* **WHAT YOU HAVE TO DO**: Copy every line of the following data that includes the string "marker".

* **SOURCE DATA**:
+ + + +
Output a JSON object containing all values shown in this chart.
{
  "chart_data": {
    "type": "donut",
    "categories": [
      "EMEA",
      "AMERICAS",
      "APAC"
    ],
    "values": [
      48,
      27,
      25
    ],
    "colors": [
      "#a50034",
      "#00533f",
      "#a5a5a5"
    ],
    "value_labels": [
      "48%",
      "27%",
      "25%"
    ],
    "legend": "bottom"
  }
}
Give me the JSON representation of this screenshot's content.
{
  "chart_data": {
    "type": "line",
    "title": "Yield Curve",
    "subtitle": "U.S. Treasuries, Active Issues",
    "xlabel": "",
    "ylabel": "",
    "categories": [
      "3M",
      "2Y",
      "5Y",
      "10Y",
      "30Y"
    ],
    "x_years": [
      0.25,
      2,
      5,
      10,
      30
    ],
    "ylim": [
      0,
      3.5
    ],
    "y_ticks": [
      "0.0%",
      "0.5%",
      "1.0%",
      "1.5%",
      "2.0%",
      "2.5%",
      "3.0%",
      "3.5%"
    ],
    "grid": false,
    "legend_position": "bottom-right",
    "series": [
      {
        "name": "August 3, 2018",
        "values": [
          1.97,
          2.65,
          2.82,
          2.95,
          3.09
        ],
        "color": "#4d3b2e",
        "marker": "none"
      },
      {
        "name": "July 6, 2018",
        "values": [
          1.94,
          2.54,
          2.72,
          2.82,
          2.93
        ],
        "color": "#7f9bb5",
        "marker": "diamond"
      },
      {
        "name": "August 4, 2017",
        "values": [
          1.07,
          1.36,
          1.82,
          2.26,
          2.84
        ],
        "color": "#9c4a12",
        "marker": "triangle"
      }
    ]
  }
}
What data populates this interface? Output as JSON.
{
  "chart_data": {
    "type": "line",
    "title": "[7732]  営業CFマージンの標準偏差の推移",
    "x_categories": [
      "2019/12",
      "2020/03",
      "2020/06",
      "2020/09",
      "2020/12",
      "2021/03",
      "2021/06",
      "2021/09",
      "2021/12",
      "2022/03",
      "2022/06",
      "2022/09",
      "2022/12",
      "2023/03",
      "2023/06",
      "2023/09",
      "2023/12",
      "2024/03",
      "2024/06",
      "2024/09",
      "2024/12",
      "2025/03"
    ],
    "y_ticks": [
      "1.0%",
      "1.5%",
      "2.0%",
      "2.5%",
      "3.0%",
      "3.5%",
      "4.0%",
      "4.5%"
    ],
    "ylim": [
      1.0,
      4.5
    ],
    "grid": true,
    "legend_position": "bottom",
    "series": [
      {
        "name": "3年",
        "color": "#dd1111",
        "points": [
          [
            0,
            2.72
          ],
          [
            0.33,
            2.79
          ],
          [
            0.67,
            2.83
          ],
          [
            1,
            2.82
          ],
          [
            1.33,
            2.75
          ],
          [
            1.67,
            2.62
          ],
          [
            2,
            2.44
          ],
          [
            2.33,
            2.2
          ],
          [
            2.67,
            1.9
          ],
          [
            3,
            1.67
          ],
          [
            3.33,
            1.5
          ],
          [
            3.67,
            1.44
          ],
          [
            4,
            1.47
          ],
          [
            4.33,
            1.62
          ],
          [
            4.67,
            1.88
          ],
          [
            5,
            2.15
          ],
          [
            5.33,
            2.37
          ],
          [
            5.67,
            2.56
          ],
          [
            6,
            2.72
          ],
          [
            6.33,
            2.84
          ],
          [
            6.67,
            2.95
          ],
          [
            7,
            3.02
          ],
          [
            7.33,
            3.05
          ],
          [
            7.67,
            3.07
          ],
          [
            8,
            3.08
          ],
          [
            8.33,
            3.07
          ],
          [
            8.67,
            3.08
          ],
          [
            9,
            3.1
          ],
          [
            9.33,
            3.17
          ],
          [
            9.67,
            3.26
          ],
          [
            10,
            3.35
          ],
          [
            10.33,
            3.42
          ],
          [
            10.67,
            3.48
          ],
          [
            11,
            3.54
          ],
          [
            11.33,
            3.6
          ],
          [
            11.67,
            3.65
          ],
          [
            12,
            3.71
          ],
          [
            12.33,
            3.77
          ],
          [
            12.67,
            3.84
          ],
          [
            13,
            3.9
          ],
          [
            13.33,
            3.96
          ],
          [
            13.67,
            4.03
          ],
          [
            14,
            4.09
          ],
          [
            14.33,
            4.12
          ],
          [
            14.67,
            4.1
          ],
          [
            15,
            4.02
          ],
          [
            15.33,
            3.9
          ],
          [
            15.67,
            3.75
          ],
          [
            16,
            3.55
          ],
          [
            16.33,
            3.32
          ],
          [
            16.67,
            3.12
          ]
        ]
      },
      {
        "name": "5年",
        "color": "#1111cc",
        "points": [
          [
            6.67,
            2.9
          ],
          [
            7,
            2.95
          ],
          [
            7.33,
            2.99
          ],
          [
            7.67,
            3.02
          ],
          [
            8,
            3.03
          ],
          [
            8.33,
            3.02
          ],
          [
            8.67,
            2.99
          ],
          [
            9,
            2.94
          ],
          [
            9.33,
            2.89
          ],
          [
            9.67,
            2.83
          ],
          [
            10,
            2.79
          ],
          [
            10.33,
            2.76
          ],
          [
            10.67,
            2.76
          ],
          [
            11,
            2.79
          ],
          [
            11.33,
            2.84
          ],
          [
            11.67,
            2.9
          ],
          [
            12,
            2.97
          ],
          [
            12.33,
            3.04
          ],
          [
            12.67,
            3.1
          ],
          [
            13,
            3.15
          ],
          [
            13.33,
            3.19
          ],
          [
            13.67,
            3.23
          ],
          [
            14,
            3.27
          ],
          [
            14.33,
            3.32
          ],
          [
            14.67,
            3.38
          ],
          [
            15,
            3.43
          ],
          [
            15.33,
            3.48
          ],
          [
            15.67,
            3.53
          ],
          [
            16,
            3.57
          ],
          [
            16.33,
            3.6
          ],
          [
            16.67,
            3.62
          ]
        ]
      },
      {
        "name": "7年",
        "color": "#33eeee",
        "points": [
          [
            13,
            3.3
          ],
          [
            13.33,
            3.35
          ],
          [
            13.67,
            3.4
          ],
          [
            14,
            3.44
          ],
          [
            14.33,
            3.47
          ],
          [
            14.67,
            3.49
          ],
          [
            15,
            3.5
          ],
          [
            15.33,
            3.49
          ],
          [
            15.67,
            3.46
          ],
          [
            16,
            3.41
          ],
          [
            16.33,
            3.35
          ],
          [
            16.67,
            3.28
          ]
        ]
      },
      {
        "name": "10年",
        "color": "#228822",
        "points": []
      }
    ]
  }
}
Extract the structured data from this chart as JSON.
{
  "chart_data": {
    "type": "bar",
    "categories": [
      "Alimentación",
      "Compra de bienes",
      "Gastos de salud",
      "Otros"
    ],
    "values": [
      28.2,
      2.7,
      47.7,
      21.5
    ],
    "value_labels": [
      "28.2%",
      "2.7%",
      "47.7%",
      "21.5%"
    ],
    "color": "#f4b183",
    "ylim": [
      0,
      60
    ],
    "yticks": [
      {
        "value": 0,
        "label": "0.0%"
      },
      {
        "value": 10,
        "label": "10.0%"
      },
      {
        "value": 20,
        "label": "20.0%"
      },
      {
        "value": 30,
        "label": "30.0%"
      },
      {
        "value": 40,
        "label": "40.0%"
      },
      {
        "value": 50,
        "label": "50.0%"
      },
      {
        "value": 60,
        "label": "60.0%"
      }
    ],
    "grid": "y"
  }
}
+ + + +
* **RESULT**:
        "marker": "none"
        "marker": "diamond"
        "marker": "triangle"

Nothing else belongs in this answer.